_DIRECTION_
Records follow. Pull out every line that contains "демонстрировать".

_A block of data_
* start *
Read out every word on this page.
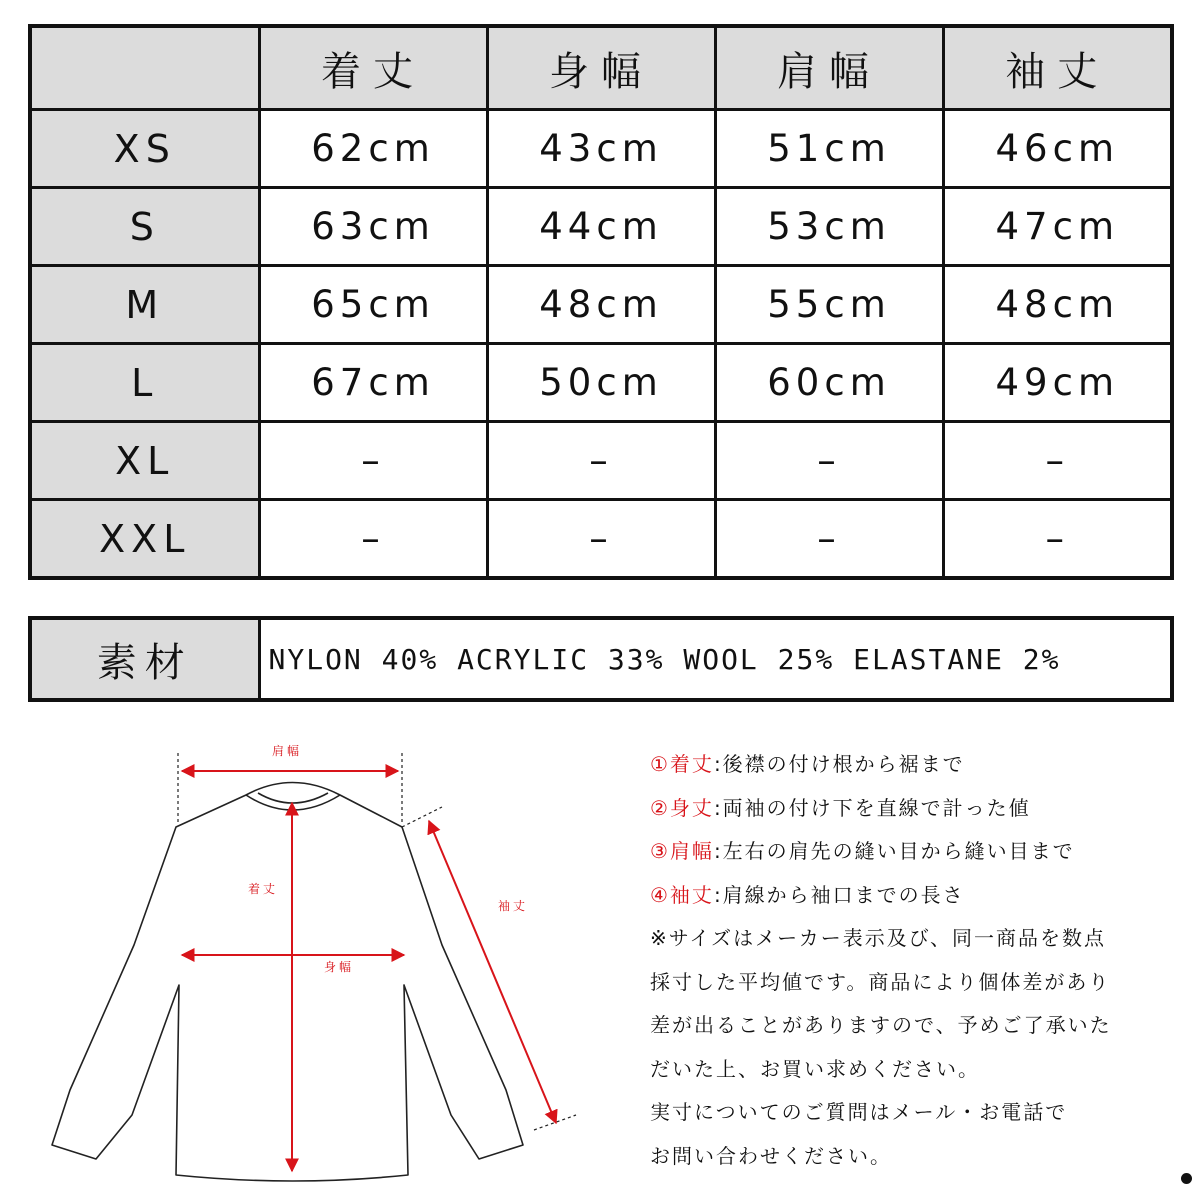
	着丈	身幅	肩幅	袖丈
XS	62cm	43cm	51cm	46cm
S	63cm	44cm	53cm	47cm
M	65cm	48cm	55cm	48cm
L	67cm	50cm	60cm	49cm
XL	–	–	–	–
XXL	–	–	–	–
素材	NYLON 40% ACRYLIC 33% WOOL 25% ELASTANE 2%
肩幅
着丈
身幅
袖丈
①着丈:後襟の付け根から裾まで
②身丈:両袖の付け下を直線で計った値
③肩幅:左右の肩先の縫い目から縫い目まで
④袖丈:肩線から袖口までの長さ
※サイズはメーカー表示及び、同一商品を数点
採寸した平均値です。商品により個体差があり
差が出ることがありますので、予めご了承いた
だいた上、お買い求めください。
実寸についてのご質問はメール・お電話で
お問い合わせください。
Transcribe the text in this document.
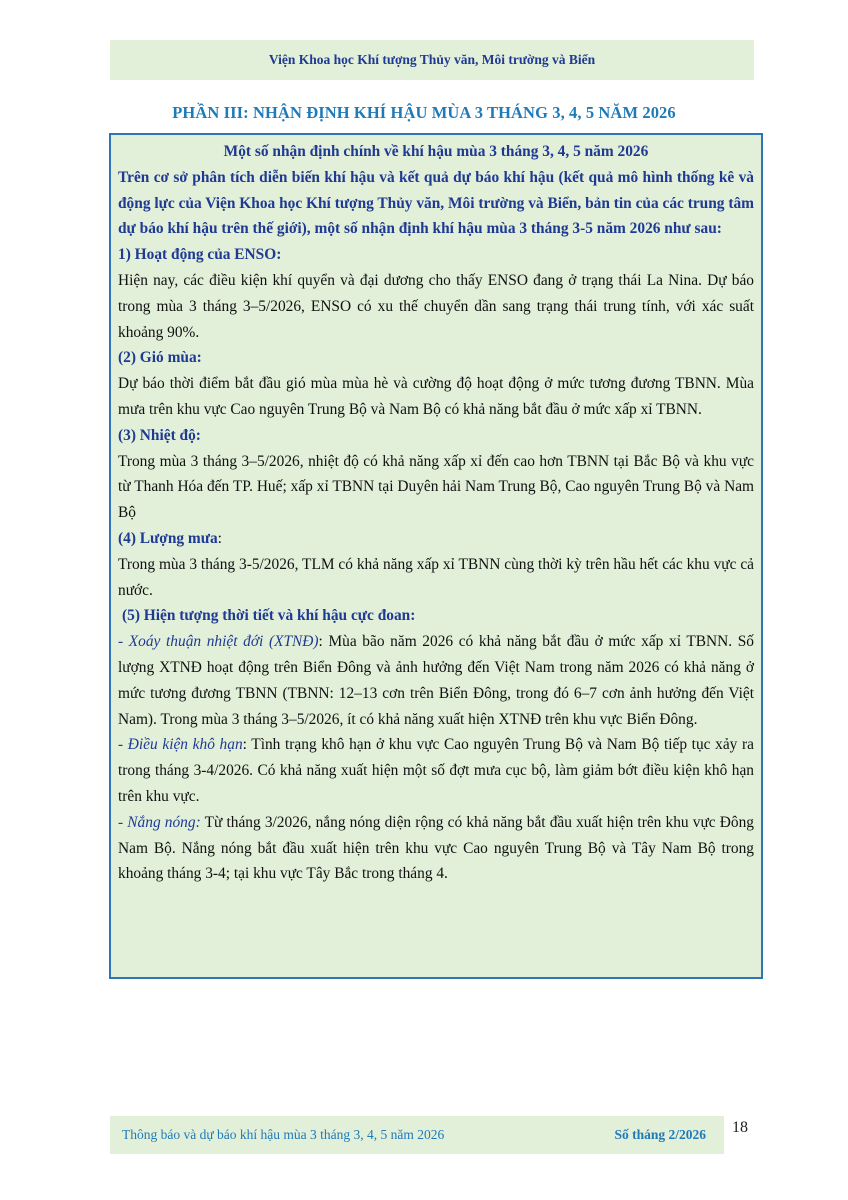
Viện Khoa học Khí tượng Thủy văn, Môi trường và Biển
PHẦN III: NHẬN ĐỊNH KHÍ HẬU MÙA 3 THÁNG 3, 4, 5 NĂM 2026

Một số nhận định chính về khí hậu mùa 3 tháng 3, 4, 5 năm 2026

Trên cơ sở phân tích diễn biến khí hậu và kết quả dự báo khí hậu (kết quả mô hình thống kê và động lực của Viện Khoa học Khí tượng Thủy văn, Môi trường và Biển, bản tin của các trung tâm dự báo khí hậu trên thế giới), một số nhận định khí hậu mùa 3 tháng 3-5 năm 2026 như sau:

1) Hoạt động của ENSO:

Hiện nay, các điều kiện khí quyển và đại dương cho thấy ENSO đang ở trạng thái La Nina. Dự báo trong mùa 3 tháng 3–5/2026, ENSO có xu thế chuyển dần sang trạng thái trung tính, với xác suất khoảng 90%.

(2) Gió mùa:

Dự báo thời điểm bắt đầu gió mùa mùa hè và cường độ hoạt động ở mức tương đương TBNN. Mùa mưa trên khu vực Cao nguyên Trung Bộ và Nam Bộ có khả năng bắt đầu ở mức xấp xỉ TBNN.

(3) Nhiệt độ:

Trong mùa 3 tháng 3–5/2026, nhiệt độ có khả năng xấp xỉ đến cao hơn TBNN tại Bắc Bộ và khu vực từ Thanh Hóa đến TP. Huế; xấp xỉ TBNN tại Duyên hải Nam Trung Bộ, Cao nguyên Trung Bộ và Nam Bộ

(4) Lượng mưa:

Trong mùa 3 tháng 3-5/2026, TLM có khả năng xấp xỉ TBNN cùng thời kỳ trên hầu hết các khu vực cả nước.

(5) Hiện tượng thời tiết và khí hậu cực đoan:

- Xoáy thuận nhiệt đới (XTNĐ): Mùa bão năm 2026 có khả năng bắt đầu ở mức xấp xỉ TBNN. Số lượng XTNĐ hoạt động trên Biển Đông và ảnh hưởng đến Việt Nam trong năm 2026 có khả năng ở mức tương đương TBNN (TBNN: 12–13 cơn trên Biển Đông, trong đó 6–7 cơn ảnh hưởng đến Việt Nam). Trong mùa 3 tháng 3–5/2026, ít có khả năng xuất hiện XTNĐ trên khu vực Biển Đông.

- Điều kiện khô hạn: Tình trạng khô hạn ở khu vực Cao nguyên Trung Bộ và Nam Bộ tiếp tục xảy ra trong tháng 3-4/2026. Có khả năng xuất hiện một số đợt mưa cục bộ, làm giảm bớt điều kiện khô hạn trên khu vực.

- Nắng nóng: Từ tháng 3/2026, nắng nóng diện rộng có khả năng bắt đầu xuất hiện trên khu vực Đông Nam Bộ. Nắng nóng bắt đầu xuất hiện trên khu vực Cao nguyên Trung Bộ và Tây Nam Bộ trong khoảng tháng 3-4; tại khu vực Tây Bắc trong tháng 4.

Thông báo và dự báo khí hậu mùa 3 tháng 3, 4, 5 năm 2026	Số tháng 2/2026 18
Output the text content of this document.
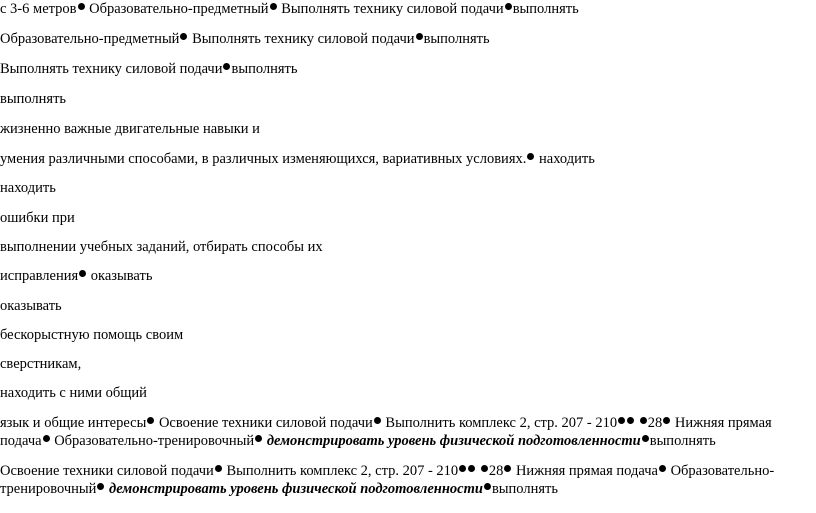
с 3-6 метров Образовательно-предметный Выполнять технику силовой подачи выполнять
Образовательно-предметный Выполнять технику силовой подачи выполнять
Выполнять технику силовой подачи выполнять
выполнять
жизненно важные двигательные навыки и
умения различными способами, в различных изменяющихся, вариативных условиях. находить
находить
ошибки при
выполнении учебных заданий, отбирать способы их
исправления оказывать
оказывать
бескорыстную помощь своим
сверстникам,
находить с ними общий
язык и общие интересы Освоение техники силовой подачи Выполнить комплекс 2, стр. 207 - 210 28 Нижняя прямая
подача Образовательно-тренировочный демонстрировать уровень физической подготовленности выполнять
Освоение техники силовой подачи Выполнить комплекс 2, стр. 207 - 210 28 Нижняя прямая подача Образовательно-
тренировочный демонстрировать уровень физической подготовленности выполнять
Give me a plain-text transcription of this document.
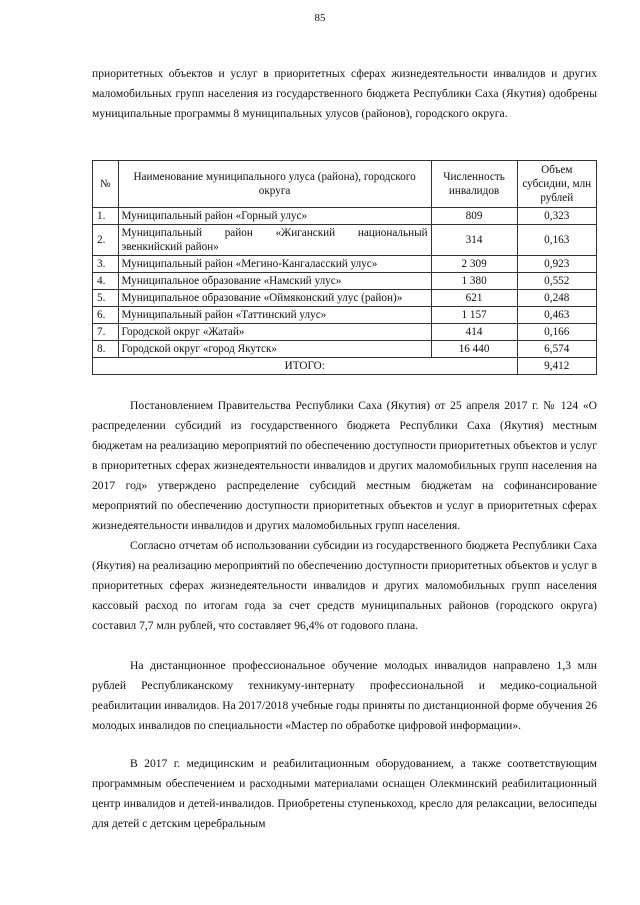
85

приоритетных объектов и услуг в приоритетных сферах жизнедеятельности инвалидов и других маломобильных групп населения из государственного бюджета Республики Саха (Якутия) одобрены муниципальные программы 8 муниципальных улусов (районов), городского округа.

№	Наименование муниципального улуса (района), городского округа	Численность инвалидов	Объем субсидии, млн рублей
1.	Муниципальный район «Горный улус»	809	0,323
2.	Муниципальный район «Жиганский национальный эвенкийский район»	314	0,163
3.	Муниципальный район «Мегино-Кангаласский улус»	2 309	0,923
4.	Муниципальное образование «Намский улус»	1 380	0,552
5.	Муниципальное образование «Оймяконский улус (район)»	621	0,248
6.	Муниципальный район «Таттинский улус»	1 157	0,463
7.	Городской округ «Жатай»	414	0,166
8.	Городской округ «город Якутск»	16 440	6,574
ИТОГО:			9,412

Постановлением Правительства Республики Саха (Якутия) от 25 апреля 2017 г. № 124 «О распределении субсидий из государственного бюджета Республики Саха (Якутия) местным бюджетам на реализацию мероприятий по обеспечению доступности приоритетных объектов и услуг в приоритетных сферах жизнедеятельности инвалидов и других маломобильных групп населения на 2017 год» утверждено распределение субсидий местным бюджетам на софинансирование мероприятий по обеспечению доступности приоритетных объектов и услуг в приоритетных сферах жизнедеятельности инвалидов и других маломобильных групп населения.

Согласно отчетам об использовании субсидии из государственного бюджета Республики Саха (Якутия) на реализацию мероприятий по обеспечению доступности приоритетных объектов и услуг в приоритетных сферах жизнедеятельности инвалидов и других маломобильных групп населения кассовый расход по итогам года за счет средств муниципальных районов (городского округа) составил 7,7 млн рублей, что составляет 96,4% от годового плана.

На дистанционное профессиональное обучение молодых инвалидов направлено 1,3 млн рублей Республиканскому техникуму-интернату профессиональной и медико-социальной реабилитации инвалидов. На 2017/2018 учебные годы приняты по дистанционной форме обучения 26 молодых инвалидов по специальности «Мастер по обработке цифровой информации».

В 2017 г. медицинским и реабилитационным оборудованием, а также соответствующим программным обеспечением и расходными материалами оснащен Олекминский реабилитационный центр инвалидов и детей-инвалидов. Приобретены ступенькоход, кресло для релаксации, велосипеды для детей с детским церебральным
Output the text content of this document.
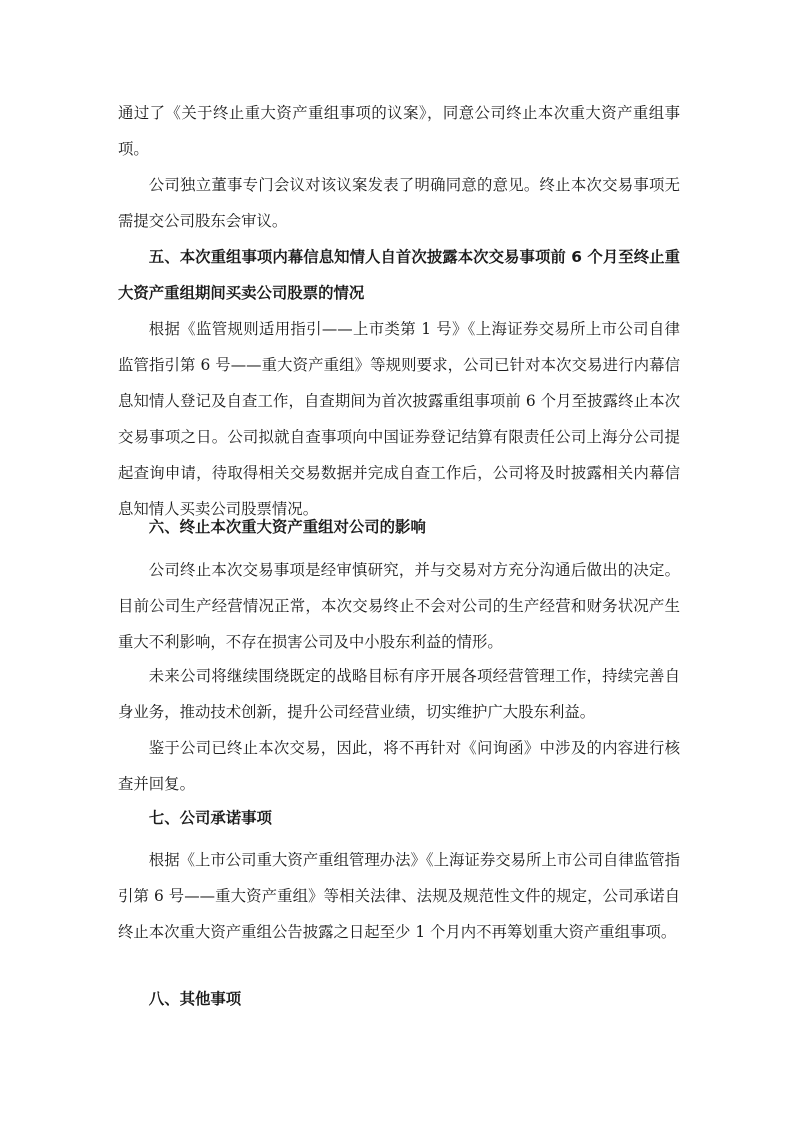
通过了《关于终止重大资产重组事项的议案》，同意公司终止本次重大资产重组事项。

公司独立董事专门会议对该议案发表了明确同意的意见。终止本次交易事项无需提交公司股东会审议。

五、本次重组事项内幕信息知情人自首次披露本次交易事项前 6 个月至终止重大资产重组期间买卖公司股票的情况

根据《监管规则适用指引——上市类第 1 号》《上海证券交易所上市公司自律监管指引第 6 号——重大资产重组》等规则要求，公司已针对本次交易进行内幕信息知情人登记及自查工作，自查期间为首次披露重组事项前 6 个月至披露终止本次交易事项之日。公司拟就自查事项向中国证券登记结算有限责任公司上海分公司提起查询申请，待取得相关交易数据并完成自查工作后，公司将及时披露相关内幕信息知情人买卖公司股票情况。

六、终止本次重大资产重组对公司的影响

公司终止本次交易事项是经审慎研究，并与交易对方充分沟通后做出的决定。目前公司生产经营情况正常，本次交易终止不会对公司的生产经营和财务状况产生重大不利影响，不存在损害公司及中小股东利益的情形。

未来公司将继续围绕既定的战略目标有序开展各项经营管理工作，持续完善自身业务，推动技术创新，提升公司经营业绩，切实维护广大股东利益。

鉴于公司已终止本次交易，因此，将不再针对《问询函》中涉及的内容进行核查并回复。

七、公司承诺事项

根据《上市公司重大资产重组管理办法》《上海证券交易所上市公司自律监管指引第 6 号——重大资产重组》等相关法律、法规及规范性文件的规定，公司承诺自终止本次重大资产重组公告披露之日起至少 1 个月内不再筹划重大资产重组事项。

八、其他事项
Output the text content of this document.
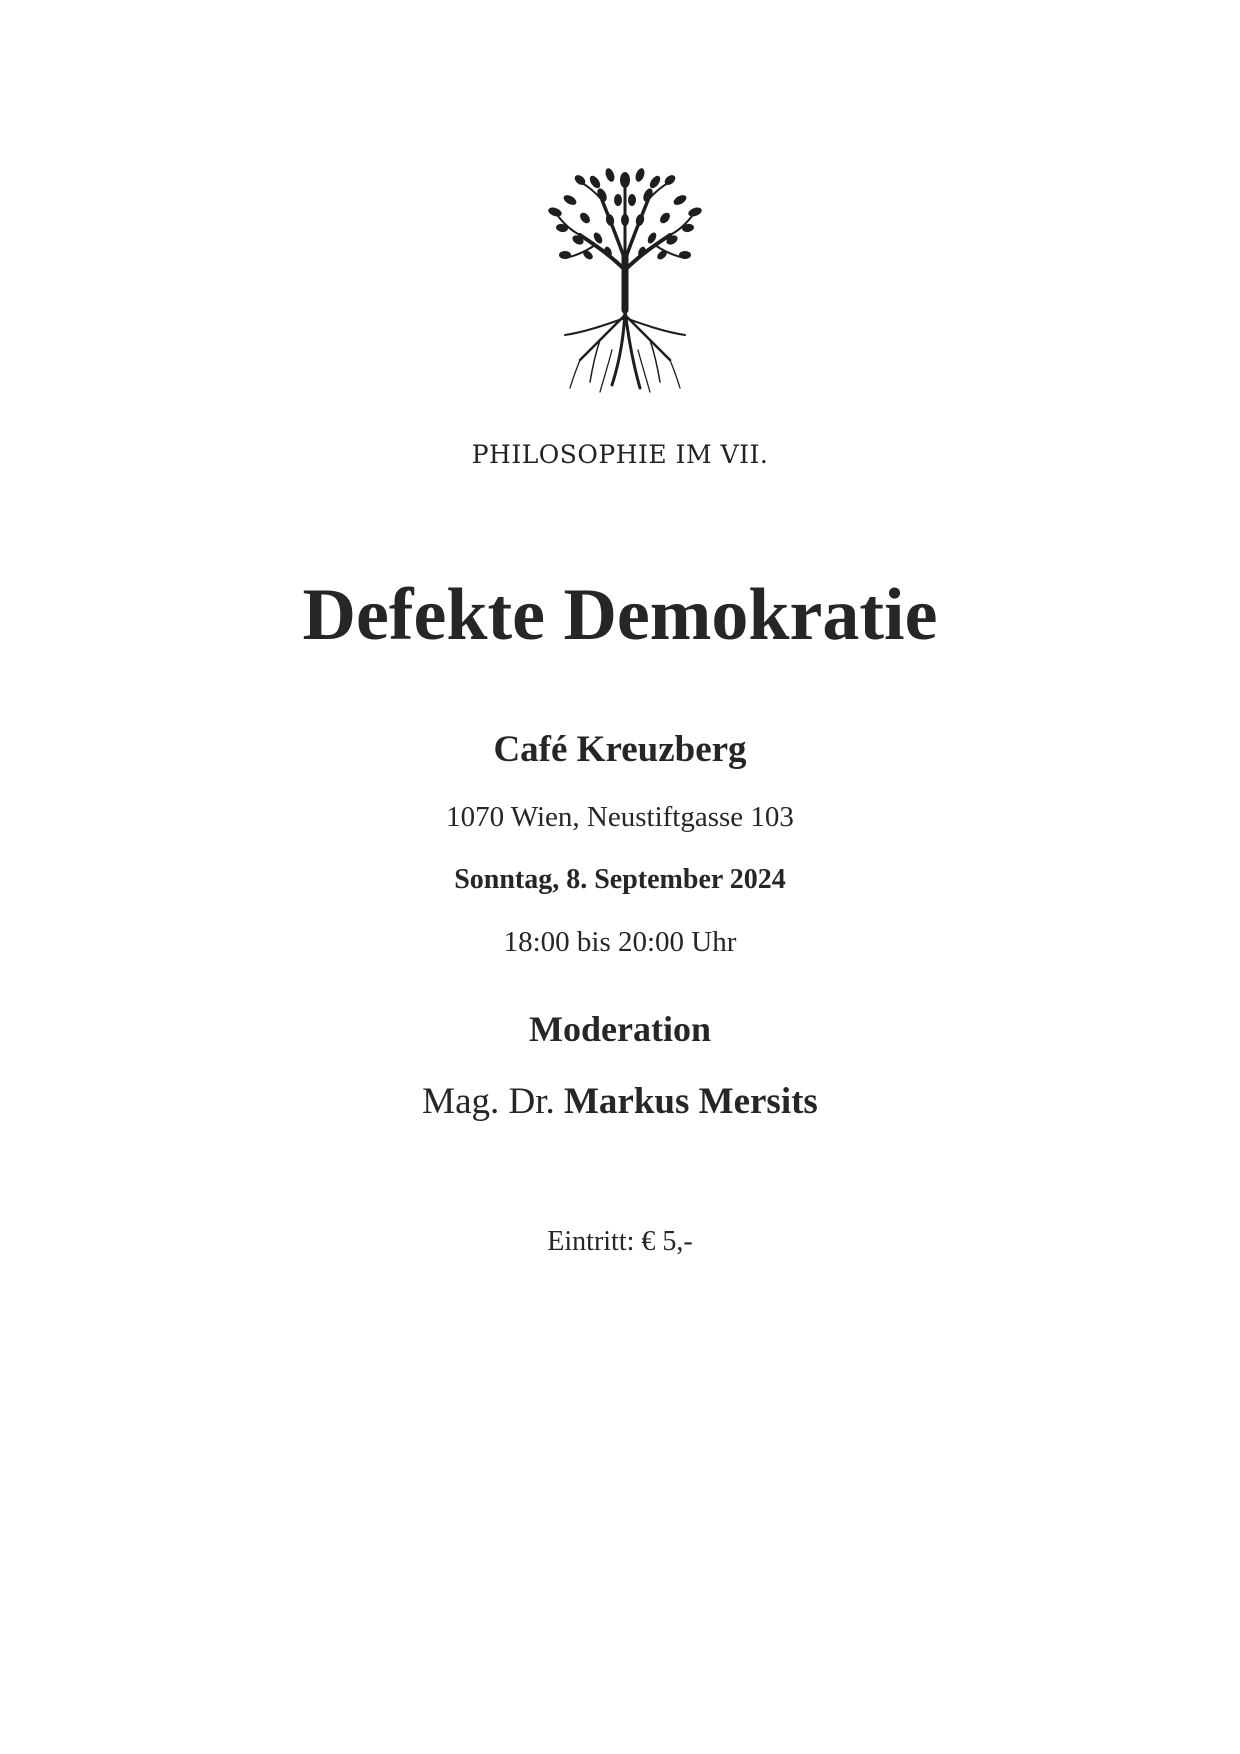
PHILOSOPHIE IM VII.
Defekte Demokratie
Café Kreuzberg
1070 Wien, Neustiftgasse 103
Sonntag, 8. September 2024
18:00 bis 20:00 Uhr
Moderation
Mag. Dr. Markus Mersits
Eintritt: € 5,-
* end *
_RESULT_
подача Образовательно-тренировочный демонстрировать уровень физической подготовленности выполнять
тренировочный демонстрировать уровень физической подготовленности выполнять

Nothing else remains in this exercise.